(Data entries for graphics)
------------------------------

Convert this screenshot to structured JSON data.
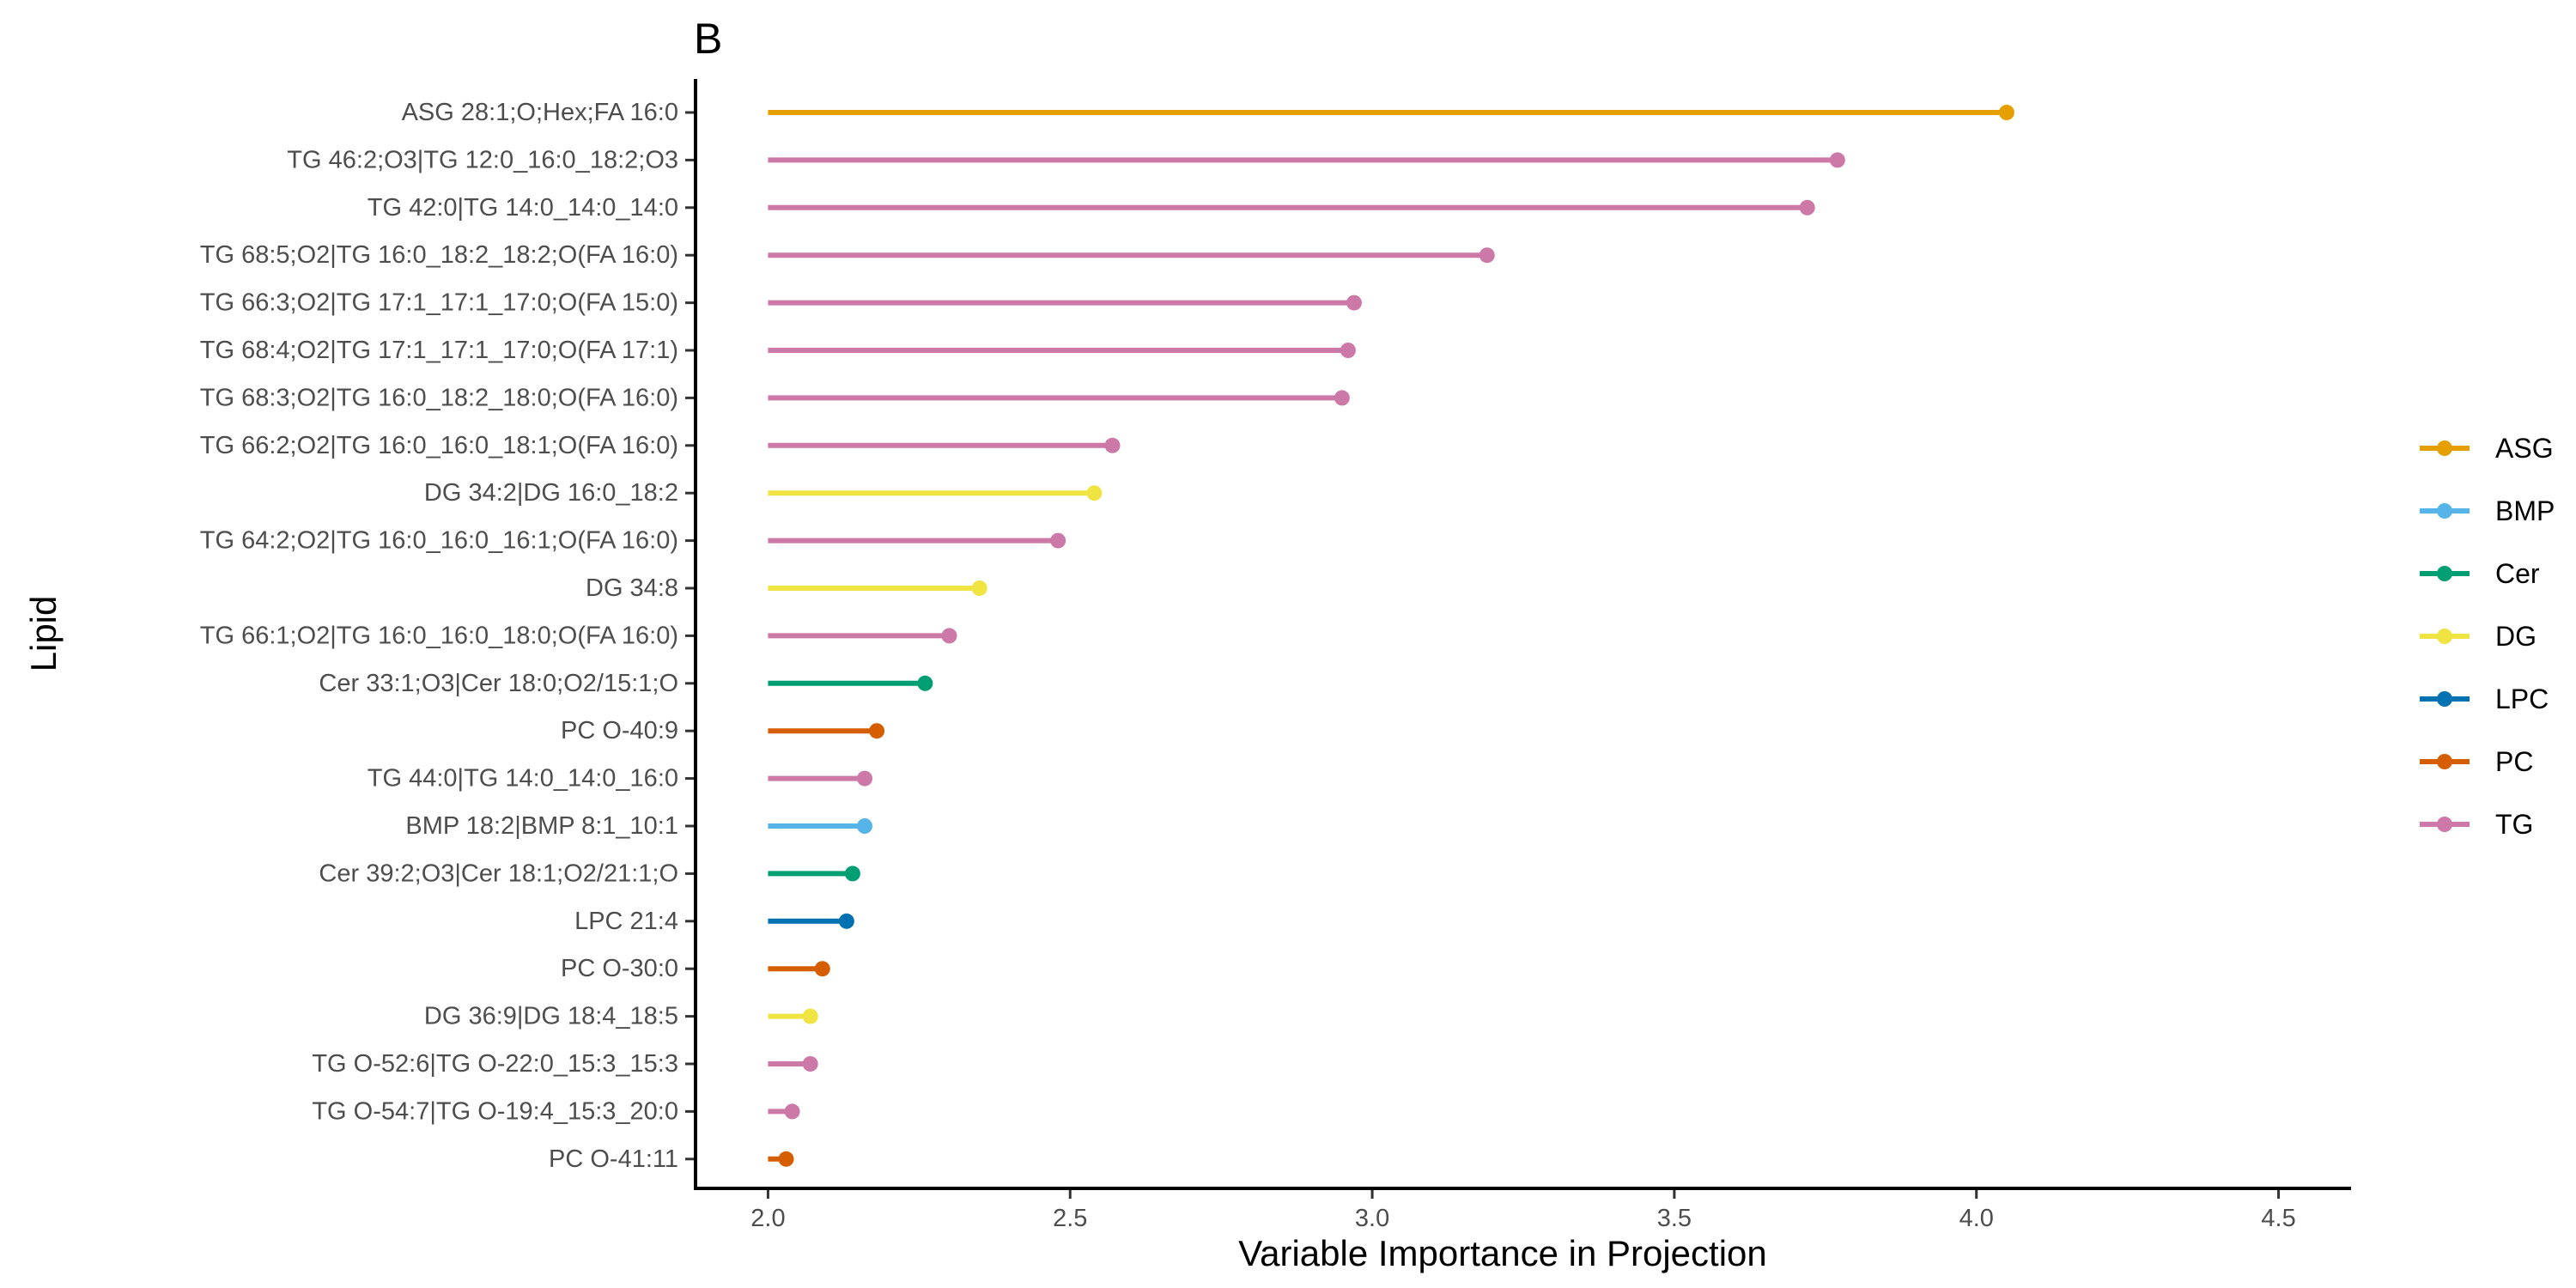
{
  "chart_data": {
    "type": "lollipop",
    "panel_label": "B",
    "xlabel": "Variable Importance in Projection",
    "ylabel": "Lipid",
    "xlim": [
      1.88,
      4.62
    ],
    "x_baseline": 2.0,
    "x_ticks": [
      2.0,
      2.5,
      3.0,
      3.5,
      4.0,
      4.5
    ],
    "x_tick_labels": [
      "2.0",
      "2.5",
      "3.0",
      "3.5",
      "4.0",
      "4.5"
    ],
    "grid": false,
    "legend_position": "right",
    "legend": [
      {
        "label": "ASG",
        "color": "#E69F00"
      },
      {
        "label": "BMP",
        "color": "#56B4E9"
      },
      {
        "label": "Cer",
        "color": "#009E73"
      },
      {
        "label": "DG",
        "color": "#F0E442"
      },
      {
        "label": "LPC",
        "color": "#0072B2"
      },
      {
        "label": "PC",
        "color": "#D55E00"
      },
      {
        "label": "TG",
        "color": "#CC79A7"
      }
    ],
    "points": [
      {
        "lipid": "ASG 28:1;O;Hex;FA 16:0",
        "class": "ASG",
        "vip": 4.05
      },
      {
        "lipid": "TG 46:2;O3|TG 12:0_16:0_18:2;O3",
        "class": "TG",
        "vip": 3.77
      },
      {
        "lipid": "TG 42:0|TG 14:0_14:0_14:0",
        "class": "TG",
        "vip": 3.72
      },
      {
        "lipid": "TG 68:5;O2|TG 16:0_18:2_18:2;O(FA 16:0)",
        "class": "TG",
        "vip": 3.19
      },
      {
        "lipid": "TG 66:3;O2|TG 17:1_17:1_17:0;O(FA 15:0)",
        "class": "TG",
        "vip": 2.97
      },
      {
        "lipid": "TG 68:4;O2|TG 17:1_17:1_17:0;O(FA 17:1)",
        "class": "TG",
        "vip": 2.96
      },
      {
        "lipid": "TG 68:3;O2|TG 16:0_18:2_18:0;O(FA 16:0)",
        "class": "TG",
        "vip": 2.95
      },
      {
        "lipid": "TG 66:2;O2|TG 16:0_16:0_18:1;O(FA 16:0)",
        "class": "TG",
        "vip": 2.57
      },
      {
        "lipid": "DG 34:2|DG 16:0_18:2",
        "class": "DG",
        "vip": 2.54
      },
      {
        "lipid": "TG 64:2;O2|TG 16:0_16:0_16:1;O(FA 16:0)",
        "class": "TG",
        "vip": 2.48
      },
      {
        "lipid": "DG 34:8",
        "class": "DG",
        "vip": 2.35
      },
      {
        "lipid": "TG 66:1;O2|TG 16:0_16:0_18:0;O(FA 16:0)",
        "class": "TG",
        "vip": 2.3
      },
      {
        "lipid": "Cer 33:1;O3|Cer 18:0;O2/15:1;O",
        "class": "Cer",
        "vip": 2.26
      },
      {
        "lipid": "PC O-40:9",
        "class": "PC",
        "vip": 2.18
      },
      {
        "lipid": "TG 44:0|TG 14:0_14:0_16:0",
        "class": "TG",
        "vip": 2.16
      },
      {
        "lipid": "BMP 18:2|BMP 8:1_10:1",
        "class": "BMP",
        "vip": 2.16
      },
      {
        "lipid": "Cer 39:2;O3|Cer 18:1;O2/21:1;O",
        "class": "Cer",
        "vip": 2.14
      },
      {
        "lipid": "LPC 21:4",
        "class": "LPC",
        "vip": 2.13
      },
      {
        "lipid": "PC O-30:0",
        "class": "PC",
        "vip": 2.09
      },
      {
        "lipid": "DG 36:9|DG 18:4_18:5",
        "class": "DG",
        "vip": 2.07
      },
      {
        "lipid": "TG O-52:6|TG O-22:0_15:3_15:3",
        "class": "TG",
        "vip": 2.07
      },
      {
        "lipid": "TG O-54:7|TG O-19:4_15:3_20:0",
        "class": "TG",
        "vip": 2.04
      },
      {
        "lipid": "PC O-41:11",
        "class": "PC",
        "vip": 2.03
      }
    ]
  }
}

------------------------------

### [Work to complete]
Excluding the pictures, restate the records above word for word.

### [In response]
Convert this screenshot to structured JSON data.
{
  "chart_data": {
    "type": "lollipop",
    "panel_label": "B",
    "xlabel": "Variable Importance in Projection",
    "ylabel": "Lipid",
    "xlim": [
      1.88,
      4.62
    ],
    "x_baseline": 2.0,
    "x_ticks": [
      2.0,
      2.5,
      3.0,
      3.5,
      4.0,
      4.5
    ],
    "x_tick_labels": [
      "2.0",
      "2.5",
      "3.0",
      "3.5",
      "4.0",
      "4.5"
    ],
    "grid": false,
    "legend_position": "right",
    "legend": [
      {
        "label": "ASG",
        "color": "#E69F00"
      },
      {
        "label": "BMP",
        "color": "#56B4E9"
      },
      {
        "label": "Cer",
        "color": "#009E73"
      },
      {
        "label": "DG",
        "color": "#F0E442"
      },
      {
        "label": "LPC",
        "color": "#0072B2"
      },
      {
        "label": "PC",
        "color": "#D55E00"
      },
      {
        "label": "TG",
        "color": "#CC79A7"
      }
    ],
    "points": [
      {
        "lipid": "ASG 28:1;O;Hex;FA 16:0",
        "class": "ASG",
        "vip": 4.05
      },
      {
        "lipid": "TG 46:2;O3|TG 12:0_16:0_18:2;O3",
        "class": "TG",
        "vip": 3.77
      },
      {
        "lipid": "TG 42:0|TG 14:0_14:0_14:0",
        "class": "TG",
        "vip": 3.72
      },
      {
        "lipid": "TG 68:5;O2|TG 16:0_18:2_18:2;O(FA 16:0)",
        "class": "TG",
        "vip": 3.19
      },
      {
        "lipid": "TG 66:3;O2|TG 17:1_17:1_17:0;O(FA 15:0)",
        "class": "TG",
        "vip": 2.97
      },
      {
        "lipid": "TG 68:4;O2|TG 17:1_17:1_17:0;O(FA 17:1)",
        "class": "TG",
        "vip": 2.96
      },
      {
        "lipid": "TG 68:3;O2|TG 16:0_18:2_18:0;O(FA 16:0)",
        "class": "TG",
        "vip": 2.95
      },
      {
        "lipid": "TG 66:2;O2|TG 16:0_16:0_18:1;O(FA 16:0)",
        "class": "TG",
        "vip": 2.57
      },
      {
        "lipid": "DG 34:2|DG 16:0_18:2",
        "class": "DG",
        "vip": 2.54
      },
      {
        "lipid": "TG 64:2;O2|TG 16:0_16:0_16:1;O(FA 16:0)",
        "class": "TG",
        "vip": 2.48
      },
      {
        "lipid": "DG 34:8",
        "class": "DG",
        "vip": 2.35
      },
      {
        "lipid": "TG 66:1;O2|TG 16:0_16:0_18:0;O(FA 16:0)",
        "class": "TG",
        "vip": 2.3
      },
      {
        "lipid": "Cer 33:1;O3|Cer 18:0;O2/15:1;O",
        "class": "Cer",
        "vip": 2.26
      },
      {
        "lipid": "PC O-40:9",
        "class": "PC",
        "vip": 2.18
      },
      {
        "lipid": "TG 44:0|TG 14:0_14:0_16:0",
        "class": "TG",
        "vip": 2.16
      },
      {
        "lipid": "BMP 18:2|BMP 8:1_10:1",
        "class": "BMP",
        "vip": 2.16
      },
      {
        "lipid": "Cer 39:2;O3|Cer 18:1;O2/21:1;O",
        "class": "Cer",
        "vip": 2.14
      },
      {
        "lipid": "LPC 21:4",
        "class": "LPC",
        "vip": 2.13
      },
      {
        "lipid": "PC O-30:0",
        "class": "PC",
        "vip": 2.09
      },
      {
        "lipid": "DG 36:9|DG 18:4_18:5",
        "class": "DG",
        "vip": 2.07
      },
      {
        "lipid": "TG O-52:6|TG O-22:0_15:3_15:3",
        "class": "TG",
        "vip": 2.07
      },
      {
        "lipid": "TG O-54:7|TG O-19:4_15:3_20:0",
        "class": "TG",
        "vip": 2.04
      },
      {
        "lipid": "PC O-41:11",
        "class": "PC",
        "vip": 2.03
      }
    ]
  }
}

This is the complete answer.